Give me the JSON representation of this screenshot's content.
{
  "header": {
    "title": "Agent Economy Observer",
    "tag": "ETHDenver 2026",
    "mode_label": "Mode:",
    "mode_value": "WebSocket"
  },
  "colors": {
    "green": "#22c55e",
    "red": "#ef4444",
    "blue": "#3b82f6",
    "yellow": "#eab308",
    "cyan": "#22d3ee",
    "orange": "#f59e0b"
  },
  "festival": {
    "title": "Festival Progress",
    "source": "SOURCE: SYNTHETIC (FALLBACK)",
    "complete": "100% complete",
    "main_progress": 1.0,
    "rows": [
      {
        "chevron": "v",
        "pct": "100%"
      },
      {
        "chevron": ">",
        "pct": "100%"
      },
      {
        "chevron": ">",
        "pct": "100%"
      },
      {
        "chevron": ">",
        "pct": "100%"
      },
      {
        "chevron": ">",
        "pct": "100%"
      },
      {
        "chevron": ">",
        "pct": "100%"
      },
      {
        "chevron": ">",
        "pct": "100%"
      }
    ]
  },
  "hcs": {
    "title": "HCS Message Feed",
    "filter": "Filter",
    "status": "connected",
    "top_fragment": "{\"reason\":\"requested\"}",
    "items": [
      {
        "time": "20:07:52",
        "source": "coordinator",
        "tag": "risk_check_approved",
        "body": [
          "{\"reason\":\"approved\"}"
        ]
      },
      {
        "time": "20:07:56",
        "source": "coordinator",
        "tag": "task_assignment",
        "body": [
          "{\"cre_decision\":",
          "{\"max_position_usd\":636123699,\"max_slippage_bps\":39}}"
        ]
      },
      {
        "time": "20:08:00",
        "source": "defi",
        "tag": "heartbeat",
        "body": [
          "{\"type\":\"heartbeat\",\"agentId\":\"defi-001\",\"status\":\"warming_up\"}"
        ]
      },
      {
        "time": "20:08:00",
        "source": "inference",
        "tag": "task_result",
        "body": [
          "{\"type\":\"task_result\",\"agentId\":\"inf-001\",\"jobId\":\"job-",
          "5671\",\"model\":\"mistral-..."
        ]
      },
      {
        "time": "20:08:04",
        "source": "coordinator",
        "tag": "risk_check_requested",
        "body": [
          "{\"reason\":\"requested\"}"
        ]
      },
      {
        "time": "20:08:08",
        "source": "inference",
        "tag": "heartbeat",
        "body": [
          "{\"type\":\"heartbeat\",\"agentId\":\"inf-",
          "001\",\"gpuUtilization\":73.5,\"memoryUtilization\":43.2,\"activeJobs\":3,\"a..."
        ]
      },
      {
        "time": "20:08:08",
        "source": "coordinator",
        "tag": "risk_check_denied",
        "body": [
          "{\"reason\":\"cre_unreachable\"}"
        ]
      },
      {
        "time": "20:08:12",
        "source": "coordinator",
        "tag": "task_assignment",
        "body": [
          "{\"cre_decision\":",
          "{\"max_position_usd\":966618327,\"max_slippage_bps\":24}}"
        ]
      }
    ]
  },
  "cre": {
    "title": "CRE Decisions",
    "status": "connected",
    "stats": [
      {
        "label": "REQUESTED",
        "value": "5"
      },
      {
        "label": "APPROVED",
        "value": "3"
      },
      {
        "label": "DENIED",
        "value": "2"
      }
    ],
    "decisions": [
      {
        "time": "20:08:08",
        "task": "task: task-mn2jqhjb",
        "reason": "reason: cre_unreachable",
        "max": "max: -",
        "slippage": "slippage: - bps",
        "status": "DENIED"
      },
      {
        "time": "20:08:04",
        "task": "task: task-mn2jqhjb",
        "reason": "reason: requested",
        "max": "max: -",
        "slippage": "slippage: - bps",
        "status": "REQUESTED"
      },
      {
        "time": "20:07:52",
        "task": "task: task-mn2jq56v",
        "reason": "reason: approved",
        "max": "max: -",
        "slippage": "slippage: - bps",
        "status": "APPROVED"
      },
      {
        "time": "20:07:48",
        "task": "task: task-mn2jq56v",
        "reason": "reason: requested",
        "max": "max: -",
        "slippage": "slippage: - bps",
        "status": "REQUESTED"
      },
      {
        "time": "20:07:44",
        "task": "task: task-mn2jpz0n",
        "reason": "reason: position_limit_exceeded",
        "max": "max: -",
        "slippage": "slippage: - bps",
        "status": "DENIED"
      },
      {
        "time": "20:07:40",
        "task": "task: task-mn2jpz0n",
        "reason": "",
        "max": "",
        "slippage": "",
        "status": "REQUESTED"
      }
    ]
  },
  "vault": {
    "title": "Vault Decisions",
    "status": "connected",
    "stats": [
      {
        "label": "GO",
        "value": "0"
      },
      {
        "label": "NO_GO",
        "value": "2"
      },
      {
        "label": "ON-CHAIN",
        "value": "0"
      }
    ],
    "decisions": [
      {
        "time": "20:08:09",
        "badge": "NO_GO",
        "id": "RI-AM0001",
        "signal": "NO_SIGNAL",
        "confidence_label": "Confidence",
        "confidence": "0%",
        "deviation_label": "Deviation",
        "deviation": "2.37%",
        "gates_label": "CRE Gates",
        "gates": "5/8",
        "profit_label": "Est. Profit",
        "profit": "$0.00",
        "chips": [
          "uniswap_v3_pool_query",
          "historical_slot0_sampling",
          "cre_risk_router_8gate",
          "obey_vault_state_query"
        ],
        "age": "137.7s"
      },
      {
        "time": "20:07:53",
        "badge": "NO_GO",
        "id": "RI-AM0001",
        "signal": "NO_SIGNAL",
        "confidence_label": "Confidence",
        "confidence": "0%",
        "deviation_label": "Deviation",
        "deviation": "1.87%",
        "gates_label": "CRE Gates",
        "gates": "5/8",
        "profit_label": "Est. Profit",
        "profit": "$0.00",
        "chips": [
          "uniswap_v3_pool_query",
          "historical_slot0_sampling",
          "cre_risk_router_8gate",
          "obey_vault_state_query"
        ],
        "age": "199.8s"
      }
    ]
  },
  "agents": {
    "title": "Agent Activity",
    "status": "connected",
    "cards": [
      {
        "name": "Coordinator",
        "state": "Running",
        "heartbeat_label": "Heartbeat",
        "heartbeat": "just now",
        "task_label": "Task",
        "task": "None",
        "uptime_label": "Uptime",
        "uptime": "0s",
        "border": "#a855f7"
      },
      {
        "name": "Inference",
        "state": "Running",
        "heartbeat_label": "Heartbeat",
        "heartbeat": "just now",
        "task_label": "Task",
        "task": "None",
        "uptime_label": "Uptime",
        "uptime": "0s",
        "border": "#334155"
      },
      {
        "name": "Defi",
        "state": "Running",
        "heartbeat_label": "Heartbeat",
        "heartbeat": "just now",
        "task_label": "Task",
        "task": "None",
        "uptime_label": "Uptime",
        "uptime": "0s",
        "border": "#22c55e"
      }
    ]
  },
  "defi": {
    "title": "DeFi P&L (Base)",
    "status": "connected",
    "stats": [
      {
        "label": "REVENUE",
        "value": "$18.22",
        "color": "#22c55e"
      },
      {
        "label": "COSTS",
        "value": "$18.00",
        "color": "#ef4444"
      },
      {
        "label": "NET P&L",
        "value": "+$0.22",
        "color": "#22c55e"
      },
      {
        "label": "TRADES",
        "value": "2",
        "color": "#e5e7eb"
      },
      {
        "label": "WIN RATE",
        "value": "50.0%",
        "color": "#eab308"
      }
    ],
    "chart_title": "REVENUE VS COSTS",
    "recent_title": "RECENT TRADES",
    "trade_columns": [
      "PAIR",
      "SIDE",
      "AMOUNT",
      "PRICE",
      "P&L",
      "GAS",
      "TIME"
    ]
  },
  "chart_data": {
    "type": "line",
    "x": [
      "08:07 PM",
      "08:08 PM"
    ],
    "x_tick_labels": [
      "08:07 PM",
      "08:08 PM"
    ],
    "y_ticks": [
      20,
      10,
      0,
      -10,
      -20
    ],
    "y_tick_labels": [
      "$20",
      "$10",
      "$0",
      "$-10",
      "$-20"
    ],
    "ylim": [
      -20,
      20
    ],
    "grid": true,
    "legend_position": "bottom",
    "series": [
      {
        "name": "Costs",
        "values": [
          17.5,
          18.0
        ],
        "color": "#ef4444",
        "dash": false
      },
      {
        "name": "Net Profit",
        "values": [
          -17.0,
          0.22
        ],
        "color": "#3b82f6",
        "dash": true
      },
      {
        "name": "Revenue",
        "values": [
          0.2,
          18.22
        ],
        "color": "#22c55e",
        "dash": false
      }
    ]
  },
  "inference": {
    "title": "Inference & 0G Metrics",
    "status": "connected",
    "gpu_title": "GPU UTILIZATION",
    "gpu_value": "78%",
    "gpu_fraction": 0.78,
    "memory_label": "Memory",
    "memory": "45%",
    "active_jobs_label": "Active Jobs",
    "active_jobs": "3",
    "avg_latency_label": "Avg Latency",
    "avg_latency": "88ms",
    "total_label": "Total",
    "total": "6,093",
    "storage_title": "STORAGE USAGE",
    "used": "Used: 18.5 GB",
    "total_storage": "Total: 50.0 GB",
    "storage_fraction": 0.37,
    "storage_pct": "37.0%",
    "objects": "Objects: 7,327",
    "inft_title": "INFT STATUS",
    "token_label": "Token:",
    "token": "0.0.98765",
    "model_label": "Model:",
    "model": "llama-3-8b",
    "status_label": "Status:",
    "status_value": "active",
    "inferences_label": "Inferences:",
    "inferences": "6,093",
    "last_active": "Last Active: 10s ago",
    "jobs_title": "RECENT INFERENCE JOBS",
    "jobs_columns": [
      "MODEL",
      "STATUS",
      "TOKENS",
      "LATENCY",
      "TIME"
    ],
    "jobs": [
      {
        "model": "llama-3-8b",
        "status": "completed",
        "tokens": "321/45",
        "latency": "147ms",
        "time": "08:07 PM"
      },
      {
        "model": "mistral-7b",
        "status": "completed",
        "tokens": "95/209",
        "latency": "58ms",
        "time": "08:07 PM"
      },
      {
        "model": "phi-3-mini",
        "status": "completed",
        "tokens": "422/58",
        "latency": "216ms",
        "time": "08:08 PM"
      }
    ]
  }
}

- - -

Goal
From the records given above, copy all lines containing "mistral".

Complete output
          "5671\",\"model\":\"mistral-..."
        "model": "mistral-7b",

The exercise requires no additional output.